### Kutipan Teks
Itulah Kiai Asrori, keberhasilannya boleh jadi karena kepribadiannya yang moderat namun ramah, di samping kapasitas keilmuan tentunya. Murid-muridnya yang telah menyatakan baiat ke Kiai Asrori tidak lagi terbatas kepada masyarakat awam yang telah berusia lanjut saja, akan tetapi telah menembus ke kalangan remaja, eksekutif, birokrat hingga para selebritis ternama. Jama’ahnya tidak lagi terbatas kepada para pecinta thariqah sejak awal, melainkan telah melebar ke komunitas yang pada mulanya justru asing dengan thariqah.

Walaupun tak banyak diliput media massa, namanya tak asing lagi bagi masyarakat thariqah. Namun demikian, sekalipun namanya selalu dielu-elukan banyak orang, dakwahnya sangat menyejukkan hati dan selalu dinanti, Kiai Asrori tetap bersahaja dan ramah, termasuk saat menerima tamu. Beliau adalah sosok yang tidak banyak menuntut pelayanan layaknya orang besar, bahkan terkadang ia sendiri yang menyajikan suguhan untuk tamu.

### Butir yang Ditampilkan
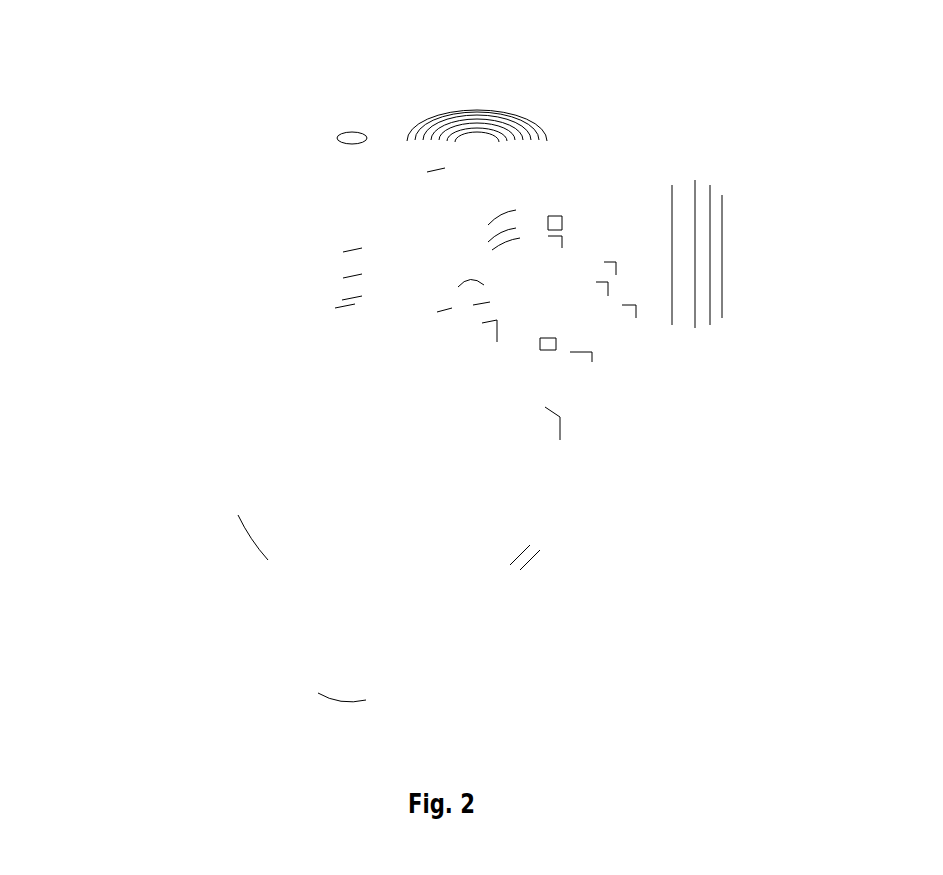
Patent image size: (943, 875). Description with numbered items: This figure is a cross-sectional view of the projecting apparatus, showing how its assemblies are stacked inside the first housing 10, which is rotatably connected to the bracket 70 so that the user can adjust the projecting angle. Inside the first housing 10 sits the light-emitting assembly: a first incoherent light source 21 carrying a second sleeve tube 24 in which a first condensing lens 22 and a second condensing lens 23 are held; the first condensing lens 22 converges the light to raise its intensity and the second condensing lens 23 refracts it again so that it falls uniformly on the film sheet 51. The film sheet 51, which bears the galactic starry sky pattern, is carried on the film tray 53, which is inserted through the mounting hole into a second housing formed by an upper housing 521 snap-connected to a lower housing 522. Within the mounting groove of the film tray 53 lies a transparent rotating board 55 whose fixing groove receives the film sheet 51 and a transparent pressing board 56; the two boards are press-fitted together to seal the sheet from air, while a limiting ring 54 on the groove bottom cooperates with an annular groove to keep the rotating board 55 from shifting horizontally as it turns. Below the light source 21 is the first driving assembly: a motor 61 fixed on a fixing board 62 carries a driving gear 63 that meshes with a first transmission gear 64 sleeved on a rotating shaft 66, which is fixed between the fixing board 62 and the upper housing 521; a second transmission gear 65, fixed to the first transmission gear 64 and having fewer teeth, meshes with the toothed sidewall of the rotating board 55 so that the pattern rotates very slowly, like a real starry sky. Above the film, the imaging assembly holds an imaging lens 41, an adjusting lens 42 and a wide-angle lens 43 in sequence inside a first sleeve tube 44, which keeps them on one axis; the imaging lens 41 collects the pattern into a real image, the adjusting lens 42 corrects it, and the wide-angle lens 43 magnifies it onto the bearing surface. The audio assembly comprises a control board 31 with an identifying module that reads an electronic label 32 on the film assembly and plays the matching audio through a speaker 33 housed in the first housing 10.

The first housing 10 is at (260, 537).
The first incoherent light source 21 is at (482, 323).
The first condensing lens 22 is at (473, 305).
The second condensing lens 23 is at (460, 285).
The second sleeve tube 24 is at (437, 312).
The control board 31 is at (335, 308).
The electronic label 32 is at (496, 246).
The speaker 33 is at (520, 558).
The imaging lens 41 is at (495, 204).
The adjusting lens 42 is at (500, 170).
The wide-angle lens 43 is at (491, 156).
The first sleeve tube 44 is at (430, 177).
The film sheet 51 is at (492, 240).
The upper housing 521 is at (343, 252).
The lower housing 522 is at (342, 300).
The film tray 53 is at (343, 278).
The limiting ring 54 is at (555, 222).
The rotating board 55 is at (492, 223).
The pressing board 56 is at (555, 240).
The motor 61 is at (548, 412).
The fixing board 62 is at (578, 357).
The driving gear 63 is at (548, 343).
The first transmission gear 64 is at (628, 310).
The second transmission gear 65 is at (608, 267).
The rotating shaft 66 is at (602, 287).
The bracket 70 is at (320, 693).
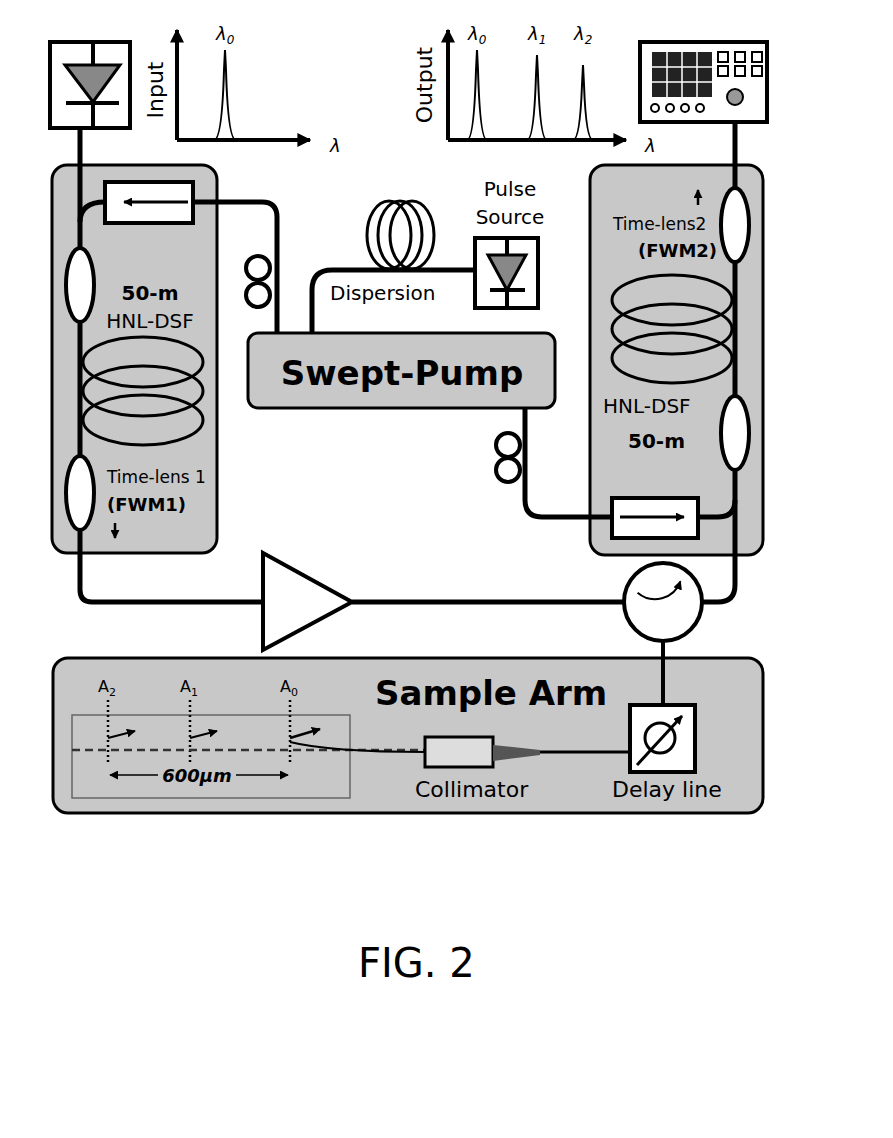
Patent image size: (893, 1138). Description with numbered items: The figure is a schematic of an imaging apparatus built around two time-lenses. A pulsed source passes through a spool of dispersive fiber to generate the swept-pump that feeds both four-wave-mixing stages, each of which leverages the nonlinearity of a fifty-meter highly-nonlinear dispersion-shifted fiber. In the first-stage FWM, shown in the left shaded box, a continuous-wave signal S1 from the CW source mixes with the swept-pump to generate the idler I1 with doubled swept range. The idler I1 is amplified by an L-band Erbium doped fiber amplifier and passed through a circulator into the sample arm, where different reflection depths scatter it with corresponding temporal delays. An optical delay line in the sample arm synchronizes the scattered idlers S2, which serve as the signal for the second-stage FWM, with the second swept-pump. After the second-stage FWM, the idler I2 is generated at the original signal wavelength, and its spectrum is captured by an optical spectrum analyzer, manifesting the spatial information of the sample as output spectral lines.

The signal S1 is at (90, 84).
The idler I1 is at (362, 601).
The scattered idlers S2 is at (610, 570).
The idler I2 is at (703, 84).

### Tugas 1
Jawab pertanyaan berikut berdasarkan kutipan tentang Kiai Asrori.
(a) Selain masyarakat awam yang telah berusia lanjut, murid Kiai Asrori telah menembus kalangan apa saja?
(b) Bagaimana liputan media massa tentang Kiai Asrori?
(c) Apa yang terkadang dilakukan Kiai Asrori sendiri untuk tamunya?
### Tugas 2
Menurut kutipan tentang Kiai Asrori, apa yang mungkin menjadi sebab keberhasilannya? Jelaskan dalam satu sampai tiga kalimat.

### Hasil Akhir 1
(a) Kalangan remaja, eksekutif, birokrat, hingga para selebritis ternama.
(b) Kiai Asrori tak banyak diliput media massa.
(c) Ia terkadang menyajikan sendiri suguhan untuk tamu.

### Hasil Akhir 2
Keberhasilan Kiai Asrori boleh jadi disebabkan oleh kepribadiannya yang moderat namun ramah. Selain itu, kapasitas keilmuannya juga berperan.